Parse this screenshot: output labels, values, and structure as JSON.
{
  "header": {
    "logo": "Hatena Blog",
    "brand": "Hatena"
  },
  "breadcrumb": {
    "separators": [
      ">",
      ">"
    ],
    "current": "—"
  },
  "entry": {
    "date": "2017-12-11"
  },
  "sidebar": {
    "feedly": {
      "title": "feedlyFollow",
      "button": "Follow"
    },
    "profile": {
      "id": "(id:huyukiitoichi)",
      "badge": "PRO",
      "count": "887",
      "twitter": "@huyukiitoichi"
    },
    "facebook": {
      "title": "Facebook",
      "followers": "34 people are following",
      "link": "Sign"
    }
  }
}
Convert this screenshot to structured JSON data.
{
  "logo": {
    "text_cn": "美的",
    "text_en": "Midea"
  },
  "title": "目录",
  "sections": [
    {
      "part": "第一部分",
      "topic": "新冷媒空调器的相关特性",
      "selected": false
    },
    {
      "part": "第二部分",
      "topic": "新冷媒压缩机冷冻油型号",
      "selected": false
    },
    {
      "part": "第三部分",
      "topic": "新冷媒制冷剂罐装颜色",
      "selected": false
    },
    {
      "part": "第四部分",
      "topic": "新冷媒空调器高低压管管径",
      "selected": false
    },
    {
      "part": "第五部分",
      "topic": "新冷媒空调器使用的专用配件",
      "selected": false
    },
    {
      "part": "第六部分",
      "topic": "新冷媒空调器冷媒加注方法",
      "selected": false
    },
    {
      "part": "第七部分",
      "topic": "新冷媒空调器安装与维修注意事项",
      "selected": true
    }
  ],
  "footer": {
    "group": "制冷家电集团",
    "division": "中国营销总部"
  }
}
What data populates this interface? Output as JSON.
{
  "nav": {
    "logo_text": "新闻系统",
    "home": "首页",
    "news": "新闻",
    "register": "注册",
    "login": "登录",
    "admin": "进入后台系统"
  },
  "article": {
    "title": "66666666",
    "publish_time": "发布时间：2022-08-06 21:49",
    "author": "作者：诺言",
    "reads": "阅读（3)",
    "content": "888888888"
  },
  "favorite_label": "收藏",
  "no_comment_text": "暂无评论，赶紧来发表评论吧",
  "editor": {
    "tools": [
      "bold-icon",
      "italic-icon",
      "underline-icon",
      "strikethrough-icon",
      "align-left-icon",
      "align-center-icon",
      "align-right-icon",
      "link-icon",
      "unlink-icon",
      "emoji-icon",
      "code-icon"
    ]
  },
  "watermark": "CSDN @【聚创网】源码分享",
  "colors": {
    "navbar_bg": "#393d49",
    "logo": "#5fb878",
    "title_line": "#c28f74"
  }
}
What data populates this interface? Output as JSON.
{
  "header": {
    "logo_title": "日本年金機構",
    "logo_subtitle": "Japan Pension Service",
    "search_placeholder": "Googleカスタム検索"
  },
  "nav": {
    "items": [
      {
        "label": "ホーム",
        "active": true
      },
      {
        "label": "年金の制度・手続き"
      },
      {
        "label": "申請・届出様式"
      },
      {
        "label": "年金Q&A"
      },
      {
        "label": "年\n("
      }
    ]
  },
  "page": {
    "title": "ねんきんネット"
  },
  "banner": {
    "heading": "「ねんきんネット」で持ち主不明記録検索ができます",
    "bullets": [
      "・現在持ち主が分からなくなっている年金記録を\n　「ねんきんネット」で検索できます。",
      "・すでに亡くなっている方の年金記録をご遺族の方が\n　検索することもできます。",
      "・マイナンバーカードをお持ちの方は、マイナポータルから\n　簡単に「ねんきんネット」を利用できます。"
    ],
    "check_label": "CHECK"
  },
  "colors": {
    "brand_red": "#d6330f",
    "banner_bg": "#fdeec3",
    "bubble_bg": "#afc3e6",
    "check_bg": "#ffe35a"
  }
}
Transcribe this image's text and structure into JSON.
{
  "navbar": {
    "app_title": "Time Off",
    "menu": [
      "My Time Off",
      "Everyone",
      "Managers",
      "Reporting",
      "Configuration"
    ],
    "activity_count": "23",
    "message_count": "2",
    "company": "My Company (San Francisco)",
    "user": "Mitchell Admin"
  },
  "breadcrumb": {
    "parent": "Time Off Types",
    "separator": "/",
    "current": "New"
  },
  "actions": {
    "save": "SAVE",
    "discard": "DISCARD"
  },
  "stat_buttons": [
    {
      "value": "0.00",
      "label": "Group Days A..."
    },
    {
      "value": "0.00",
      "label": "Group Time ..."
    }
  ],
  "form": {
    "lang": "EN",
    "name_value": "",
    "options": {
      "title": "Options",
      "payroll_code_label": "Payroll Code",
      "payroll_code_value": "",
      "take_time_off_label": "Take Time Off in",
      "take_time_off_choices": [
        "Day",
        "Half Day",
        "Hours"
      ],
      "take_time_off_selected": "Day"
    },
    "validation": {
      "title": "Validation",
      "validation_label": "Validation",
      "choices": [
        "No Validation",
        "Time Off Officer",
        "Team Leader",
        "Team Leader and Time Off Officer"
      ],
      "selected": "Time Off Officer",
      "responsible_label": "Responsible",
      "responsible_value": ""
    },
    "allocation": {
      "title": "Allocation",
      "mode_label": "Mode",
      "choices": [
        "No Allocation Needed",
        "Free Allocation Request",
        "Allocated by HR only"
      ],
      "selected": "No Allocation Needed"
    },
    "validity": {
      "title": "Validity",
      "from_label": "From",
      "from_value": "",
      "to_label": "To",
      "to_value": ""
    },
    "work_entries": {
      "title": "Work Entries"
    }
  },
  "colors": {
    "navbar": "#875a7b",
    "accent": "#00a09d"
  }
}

————————

Short problem >>
Print every entry exactly as it appears.

The response >>
Parse this screenshot: output labels, values, and structure as JSON.
{
  "header": {
    "logo": "Hatena Blog",
    "brand": "Hatena"
  },
  "breadcrumb": {
    "separators": [
      ">",
      ">"
    ],
    "current": "—"
  },
  "entry": {
    "date": "2017-12-11"
  },
  "sidebar": {
    "feedly": {
      "title": "feedlyFollow",
      "button": "Follow"
    },
    "profile": {
      "id": "(id:huyukiitoichi)",
      "badge": "PRO",
      "count": "887",
      "twitter": "@huyukiitoichi"
    },
    "facebook": {
      "title": "Facebook",
      "followers": "34 people are following",
      "link": "Sign"
    }
  }
}
Convert this screenshot to structured JSON data.
{
  "logo": {
    "text_cn": "美的",
    "text_en": "Midea"
  },
  "title": "目录",
  "sections": [
    {
      "part": "第一部分",
      "topic": "新冷媒空调器的相关特性",
      "selected": false
    },
    {
      "part": "第二部分",
      "topic": "新冷媒压缩机冷冻油型号",
      "selected": false
    },
    {
      "part": "第三部分",
      "topic": "新冷媒制冷剂罐装颜色",
      "selected": false
    },
    {
      "part": "第四部分",
      "topic": "新冷媒空调器高低压管管径",
      "selected": false
    },
    {
      "part": "第五部分",
      "topic": "新冷媒空调器使用的专用配件",
      "selected": false
    },
    {
      "part": "第六部分",
      "topic": "新冷媒空调器冷媒加注方法",
      "selected": false
    },
    {
      "part": "第七部分",
      "topic": "新冷媒空调器安装与维修注意事项",
      "selected": true
    }
  ],
  "footer": {
    "group": "制冷家电集团",
    "division": "中国营销总部"
  }
}
What data populates this interface? Output as JSON.
{
  "nav": {
    "logo_text": "新闻系统",
    "home": "首页",
    "news": "新闻",
    "register": "注册",
    "login": "登录",
    "admin": "进入后台系统"
  },
  "article": {
    "title": "66666666",
    "publish_time": "发布时间：2022-08-06 21:49",
    "author": "作者：诺言",
    "reads": "阅读（3)",
    "content": "888888888"
  },
  "favorite_label": "收藏",
  "no_comment_text": "暂无评论，赶紧来发表评论吧",
  "editor": {
    "tools": [
      "bold-icon",
      "italic-icon",
      "underline-icon",
      "strikethrough-icon",
      "align-left-icon",
      "align-center-icon",
      "align-right-icon",
      "link-icon",
      "unlink-icon",
      "emoji-icon",
      "code-icon"
    ]
  },
  "watermark": "CSDN @【聚创网】源码分享",
  "colors": {
    "navbar_bg": "#393d49",
    "logo": "#5fb878",
    "title_line": "#c28f74"
  }
}
What data populates this interface? Output as JSON.
{
  "header": {
    "logo_title": "日本年金機構",
    "logo_subtitle": "Japan Pension Service",
    "search_placeholder": "Googleカスタム検索"
  },
  "nav": {
    "items": [
      {
        "label": "ホーム",
        "active": true
      },
      {
        "label": "年金の制度・手続き"
      },
      {
        "label": "申請・届出様式"
      },
      {
        "label": "年金Q&A"
      },
      {
        "label": "年\n("
      }
    ]
  },
  "page": {
    "title": "ねんきんネット"
  },
  "banner": {
    "heading": "「ねんきんネット」で持ち主不明記録検索ができます",
    "bullets": [
      "・現在持ち主が分からなくなっている年金記録を\n　「ねんきんネット」で検索できます。",
      "・すでに亡くなっている方の年金記録をご遺族の方が\n　検索することもできます。",
      "・マイナンバーカードをお持ちの方は、マイナポータルから\n　簡単に「ねんきんネット」を利用できます。"
    ],
    "check_label": "CHECK"
  },
  "colors": {
    "brand_red": "#d6330f",
    "banner_bg": "#fdeec3",
    "bubble_bg": "#afc3e6",
    "check_bg": "#ffe35a"
  }
}
Transcribe this image's text and structure into JSON.
{
  "navbar": {
    "app_title": "Time Off",
    "menu": [
      "My Time Off",
      "Everyone",
      "Managers",
      "Reporting",
      "Configuration"
    ],
    "activity_count": "23",
    "message_count": "2",
    "company": "My Company (San Francisco)",
    "user": "Mitchell Admin"
  },
  "breadcrumb": {
    "parent": "Time Off Types",
    "separator": "/",
    "current": "New"
  },
  "actions": {
    "save": "SAVE",
    "discard": "DISCARD"
  },
  "stat_buttons": [
    {
      "value": "0.00",
      "label": "Group Days A..."
    },
    {
      "value": "0.00",
      "label": "Group Time ..."
    }
  ],
  "form": {
    "lang": "EN",
    "name_value": "",
    "options": {
      "title": "Options",
      "payroll_code_label": "Payroll Code",
      "payroll_code_value": "",
      "take_time_off_label": "Take Time Off in",
      "take_time_off_choices": [
        "Day",
        "Half Day",
        "Hours"
      ],
      "take_time_off_selected": "Day"
    },
    "validation": {
      "title": "Validation",
      "validation_label": "Validation",
      "choices": [
        "No Validation",
        "Time Off Officer",
        "Team Leader",
        "Team Leader and Time Off Officer"
      ],
      "selected": "Time Off Officer",
      "responsible_label": "Responsible",
      "responsible_value": ""
    },
    "allocation": {
      "title": "Allocation",
      "mode_label": "Mode",
      "choices": [
        "No Allocation Needed",
        "Free Allocation Request",
        "Allocated by HR only"
      ],
      "selected": "No Allocation Needed"
    },
    "validity": {
      "title": "Validity",
      "from_label": "From",
      "from_value": "",
      "to_label": "To",
      "to_value": ""
    },
    "work_entries": {
      "title": "Work Entries"
    }
  },
  "colors": {
    "navbar": "#875a7b",
    "accent": "#00a09d"
  }
}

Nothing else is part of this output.